* _ENUNCIADO DA TAREFA_:
No excerto sobre o setor da construção, quais são os materiais cujo fornecimento as empresas têm reportado à AICCOPN como difícil? Indique-os todos.

* _EXCERTO DO TEXTO_:
━━━━━━━━

Tendência é para subir
Nuno Garcia, diretor-geral da gestora de obras GesConsult, confirma que, desde janeiro, se verifica "um encarecimento progressivo de algumas matérias-primas, acentuado a partir de março, nomeadamente na madeira, aço e PVC, fruto de uma procura intensa não só da construção civil, mas de toda a indústria". Segundo o gestor, as empresas estão a ser confrontadas com "uma subida de preços de entre 30 e 50%, com tendência para aumentar nos próximos meses".
Os prazos das obras podem ficar comprometidos pelos atrasos nas entregas e os custos finais bastante inflacionados, frisa Nuno Garcia. À AICCOPN, as empresas têm reportado dificuldades nos fornecimentos de diversos materiais de construção, como varão para betão, perfis metálicos, madeira, alumínio, cobre e materiais que incorporam produtos derivados do petróleo, como os betuminosos.
Atividade não parou
O setor da construção foi um dos poucos que se mantiveram sempre no ativo, mesmo nos períodos de confinamento, e com bons ritmos de atividade. Como lembra Nuno Garcia, "o consumo de cimento aumentou 10,6% em 2020, uma percentagem que não se conhecia desde 2011". E já no primeiro trimestre do ano registou um incremento de 10,8% face ao homólogo.

━━━━━━━━

* _DADOS DE ORIGEM_:
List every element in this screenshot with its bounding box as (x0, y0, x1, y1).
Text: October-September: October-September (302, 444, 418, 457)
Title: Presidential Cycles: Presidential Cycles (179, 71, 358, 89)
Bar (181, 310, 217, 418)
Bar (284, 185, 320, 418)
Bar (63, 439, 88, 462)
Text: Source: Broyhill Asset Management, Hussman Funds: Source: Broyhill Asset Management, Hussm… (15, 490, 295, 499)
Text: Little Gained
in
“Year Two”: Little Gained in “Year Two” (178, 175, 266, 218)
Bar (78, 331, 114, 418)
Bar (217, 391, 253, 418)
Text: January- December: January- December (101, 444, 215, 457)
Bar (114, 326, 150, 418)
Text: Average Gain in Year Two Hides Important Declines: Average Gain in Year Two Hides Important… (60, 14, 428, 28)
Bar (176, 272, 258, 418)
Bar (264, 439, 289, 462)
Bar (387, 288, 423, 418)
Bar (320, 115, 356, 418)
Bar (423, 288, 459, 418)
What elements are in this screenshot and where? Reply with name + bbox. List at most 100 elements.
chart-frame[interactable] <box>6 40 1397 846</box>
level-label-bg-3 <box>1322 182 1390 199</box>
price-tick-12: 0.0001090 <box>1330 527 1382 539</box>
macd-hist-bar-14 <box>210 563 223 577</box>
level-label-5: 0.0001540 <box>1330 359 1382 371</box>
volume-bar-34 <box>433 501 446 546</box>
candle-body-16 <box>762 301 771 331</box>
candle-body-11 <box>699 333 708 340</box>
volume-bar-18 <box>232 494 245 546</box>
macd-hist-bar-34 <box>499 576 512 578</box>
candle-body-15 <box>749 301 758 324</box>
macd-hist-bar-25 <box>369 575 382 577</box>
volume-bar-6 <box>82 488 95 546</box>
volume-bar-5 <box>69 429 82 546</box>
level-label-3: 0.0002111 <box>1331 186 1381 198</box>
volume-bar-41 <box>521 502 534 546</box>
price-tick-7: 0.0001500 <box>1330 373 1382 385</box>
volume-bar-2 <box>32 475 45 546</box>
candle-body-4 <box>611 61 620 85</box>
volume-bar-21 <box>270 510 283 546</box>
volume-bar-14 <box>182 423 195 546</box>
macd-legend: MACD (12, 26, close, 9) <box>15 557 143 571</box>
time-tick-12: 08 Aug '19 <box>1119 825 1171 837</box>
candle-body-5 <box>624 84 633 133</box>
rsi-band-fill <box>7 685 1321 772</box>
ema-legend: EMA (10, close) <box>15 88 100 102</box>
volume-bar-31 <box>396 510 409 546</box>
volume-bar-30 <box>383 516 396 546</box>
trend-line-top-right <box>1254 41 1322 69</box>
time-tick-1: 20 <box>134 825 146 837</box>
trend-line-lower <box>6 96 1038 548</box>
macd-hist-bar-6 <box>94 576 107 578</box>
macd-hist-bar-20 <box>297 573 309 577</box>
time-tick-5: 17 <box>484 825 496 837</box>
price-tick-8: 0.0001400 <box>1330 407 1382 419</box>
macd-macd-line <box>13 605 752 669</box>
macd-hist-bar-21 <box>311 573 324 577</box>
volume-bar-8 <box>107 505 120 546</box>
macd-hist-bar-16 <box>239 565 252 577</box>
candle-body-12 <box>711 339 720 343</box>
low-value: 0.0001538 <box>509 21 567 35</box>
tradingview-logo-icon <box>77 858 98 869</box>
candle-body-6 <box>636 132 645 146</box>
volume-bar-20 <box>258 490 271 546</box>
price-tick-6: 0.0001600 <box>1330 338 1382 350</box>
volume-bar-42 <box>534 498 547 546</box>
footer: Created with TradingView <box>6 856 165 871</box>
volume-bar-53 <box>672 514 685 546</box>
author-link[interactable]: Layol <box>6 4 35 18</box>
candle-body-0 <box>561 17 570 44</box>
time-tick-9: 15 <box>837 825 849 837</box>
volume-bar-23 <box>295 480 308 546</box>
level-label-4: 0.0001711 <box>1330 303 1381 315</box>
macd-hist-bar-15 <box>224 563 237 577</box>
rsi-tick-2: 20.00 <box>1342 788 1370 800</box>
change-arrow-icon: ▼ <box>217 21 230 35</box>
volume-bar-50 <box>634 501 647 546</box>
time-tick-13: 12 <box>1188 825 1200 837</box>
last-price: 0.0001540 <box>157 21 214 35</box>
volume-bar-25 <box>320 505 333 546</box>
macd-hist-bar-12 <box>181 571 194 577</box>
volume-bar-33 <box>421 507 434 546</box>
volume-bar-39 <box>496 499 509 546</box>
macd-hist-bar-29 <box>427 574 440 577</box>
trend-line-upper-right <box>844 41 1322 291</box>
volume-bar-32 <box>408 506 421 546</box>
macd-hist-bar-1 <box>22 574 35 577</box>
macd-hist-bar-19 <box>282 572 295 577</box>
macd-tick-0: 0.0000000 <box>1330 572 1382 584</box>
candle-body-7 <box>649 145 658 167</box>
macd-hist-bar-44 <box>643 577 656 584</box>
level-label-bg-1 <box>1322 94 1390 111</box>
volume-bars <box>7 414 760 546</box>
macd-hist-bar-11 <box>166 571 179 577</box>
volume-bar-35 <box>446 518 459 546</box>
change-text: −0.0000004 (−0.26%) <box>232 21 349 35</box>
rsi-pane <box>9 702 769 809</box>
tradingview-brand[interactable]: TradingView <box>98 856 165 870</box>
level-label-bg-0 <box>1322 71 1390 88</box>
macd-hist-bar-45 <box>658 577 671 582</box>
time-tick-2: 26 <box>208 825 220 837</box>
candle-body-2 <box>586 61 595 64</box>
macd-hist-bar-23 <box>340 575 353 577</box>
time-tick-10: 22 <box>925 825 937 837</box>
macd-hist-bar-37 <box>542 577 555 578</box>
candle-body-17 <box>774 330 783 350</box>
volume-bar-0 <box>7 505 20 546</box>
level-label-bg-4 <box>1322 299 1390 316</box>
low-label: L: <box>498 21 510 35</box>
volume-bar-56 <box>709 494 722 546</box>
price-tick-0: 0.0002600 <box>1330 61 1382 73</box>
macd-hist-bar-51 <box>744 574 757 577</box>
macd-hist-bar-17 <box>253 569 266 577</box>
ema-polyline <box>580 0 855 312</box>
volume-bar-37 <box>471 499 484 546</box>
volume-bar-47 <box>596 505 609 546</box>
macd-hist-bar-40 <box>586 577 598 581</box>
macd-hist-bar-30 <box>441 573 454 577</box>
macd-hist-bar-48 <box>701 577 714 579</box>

━━━━━━━━

* _RESOLUÇÃO ESCRITA_:
- varão para betão
- perfis metálicos
- madeira
- alumínio
- cobre
- materiais que incorporam produtos derivados do petróleo, como os betuminosos